-- To be done --
Give all the lines below again, exactly, with no pictures.

-- Stored records --

┌──

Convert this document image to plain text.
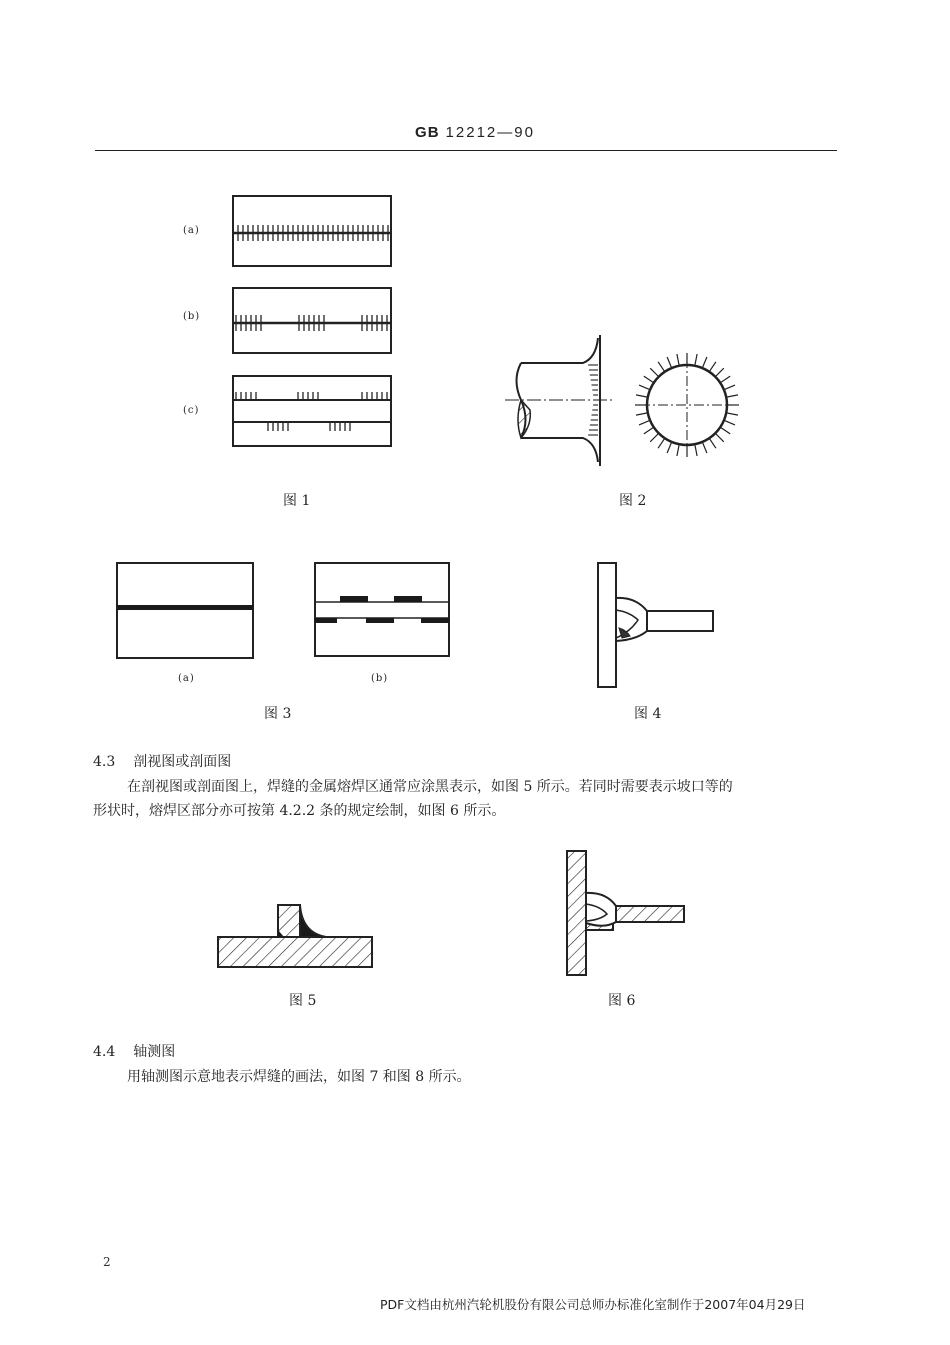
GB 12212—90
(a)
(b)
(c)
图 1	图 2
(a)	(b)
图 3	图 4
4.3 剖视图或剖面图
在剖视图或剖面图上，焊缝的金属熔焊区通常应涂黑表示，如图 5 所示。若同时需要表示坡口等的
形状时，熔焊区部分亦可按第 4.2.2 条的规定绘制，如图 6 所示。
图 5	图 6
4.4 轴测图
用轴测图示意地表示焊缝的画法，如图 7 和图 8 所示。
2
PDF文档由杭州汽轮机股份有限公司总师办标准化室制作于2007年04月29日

└──

-- Answer to this problem --
Convert this document image to plain text.
GB 12212—90
(a)
(b)
(c)
图 1	图 2
(a)	(b)
图 3	图 4
4.3 剖视图或剖面图
在剖视图或剖面图上，焊缝的金属熔焊区通常应涂黑表示，如图 5 所示。若同时需要表示坡口等的
形状时，熔焊区部分亦可按第 4.2.2 条的规定绘制，如图 6 所示。
图 5	图 6
4.4 轴测图
用轴测图示意地表示焊缝的画法，如图 7 和图 8 所示。
2
PDF文档由杭州汽轮机股份有限公司总师办标准化室制作于2007年04月29日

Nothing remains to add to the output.